# REQUIREMENTS
Can you arrange the listing lines below, from the line with "legend-entry: M a" through the line with "x-tick-label: 40: [249, 313, 268, 334]", as a Markdown table with columns "Row" and "Entry", leaving out any blank lines?
--- start of INPUT MATERIAL ---
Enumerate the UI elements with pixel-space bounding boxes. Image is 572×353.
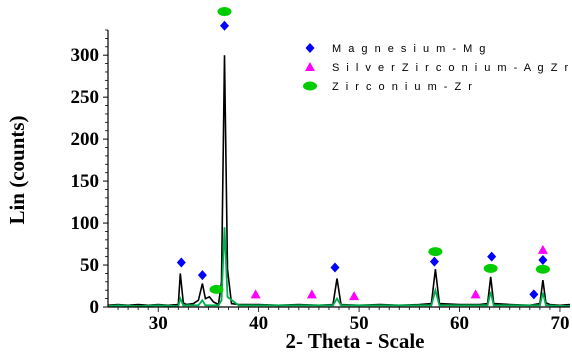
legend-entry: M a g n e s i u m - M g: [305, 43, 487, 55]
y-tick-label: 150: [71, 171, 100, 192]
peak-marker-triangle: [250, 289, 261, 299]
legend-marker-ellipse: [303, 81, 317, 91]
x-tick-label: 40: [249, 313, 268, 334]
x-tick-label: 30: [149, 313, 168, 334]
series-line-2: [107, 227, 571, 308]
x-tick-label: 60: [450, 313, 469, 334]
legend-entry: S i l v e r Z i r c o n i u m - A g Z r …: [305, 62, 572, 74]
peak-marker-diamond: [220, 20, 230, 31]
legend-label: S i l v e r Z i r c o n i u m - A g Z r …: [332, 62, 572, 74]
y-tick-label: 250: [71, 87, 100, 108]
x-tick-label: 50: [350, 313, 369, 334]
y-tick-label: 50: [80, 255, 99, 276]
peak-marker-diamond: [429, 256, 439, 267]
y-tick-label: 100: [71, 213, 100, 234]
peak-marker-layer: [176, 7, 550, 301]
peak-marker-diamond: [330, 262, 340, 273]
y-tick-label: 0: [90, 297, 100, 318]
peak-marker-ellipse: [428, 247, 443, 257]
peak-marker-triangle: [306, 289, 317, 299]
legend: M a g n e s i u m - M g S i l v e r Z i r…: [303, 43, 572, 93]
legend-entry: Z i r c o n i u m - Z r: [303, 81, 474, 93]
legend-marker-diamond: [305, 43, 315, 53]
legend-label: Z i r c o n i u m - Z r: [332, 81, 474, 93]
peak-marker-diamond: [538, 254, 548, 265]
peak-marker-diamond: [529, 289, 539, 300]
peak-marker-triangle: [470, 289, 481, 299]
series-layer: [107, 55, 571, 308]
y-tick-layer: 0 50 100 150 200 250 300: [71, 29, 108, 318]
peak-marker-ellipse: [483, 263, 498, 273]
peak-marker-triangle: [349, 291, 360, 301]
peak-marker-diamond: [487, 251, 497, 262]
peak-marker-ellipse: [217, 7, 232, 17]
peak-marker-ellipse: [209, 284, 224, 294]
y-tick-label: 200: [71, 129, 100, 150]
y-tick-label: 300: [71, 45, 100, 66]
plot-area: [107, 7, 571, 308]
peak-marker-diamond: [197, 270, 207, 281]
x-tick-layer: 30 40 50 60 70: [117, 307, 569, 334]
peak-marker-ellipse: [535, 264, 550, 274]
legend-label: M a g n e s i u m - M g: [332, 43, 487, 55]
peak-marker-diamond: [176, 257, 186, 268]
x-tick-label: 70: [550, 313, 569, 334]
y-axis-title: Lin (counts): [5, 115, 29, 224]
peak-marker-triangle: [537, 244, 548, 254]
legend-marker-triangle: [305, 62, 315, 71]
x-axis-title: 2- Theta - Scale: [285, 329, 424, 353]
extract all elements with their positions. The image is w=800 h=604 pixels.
--- end of INPUT MATERIAL ---
# SOLUTION
| Row | Entry |
|---|---|
| 1 | legend-entry: M a g n e s i u m - M g: [305, 43, 487, 55] |
| 2 | y-tick-label: 150: [71, 171, 100, 192] |
| 3 | peak-marker-triangle: [250, 289, 261, 299] |
| 4 | legend-marker-ellipse: [303, 81, 317, 91] |
| 5 | x-tick-label: 40: [249, 313, 268, 334] |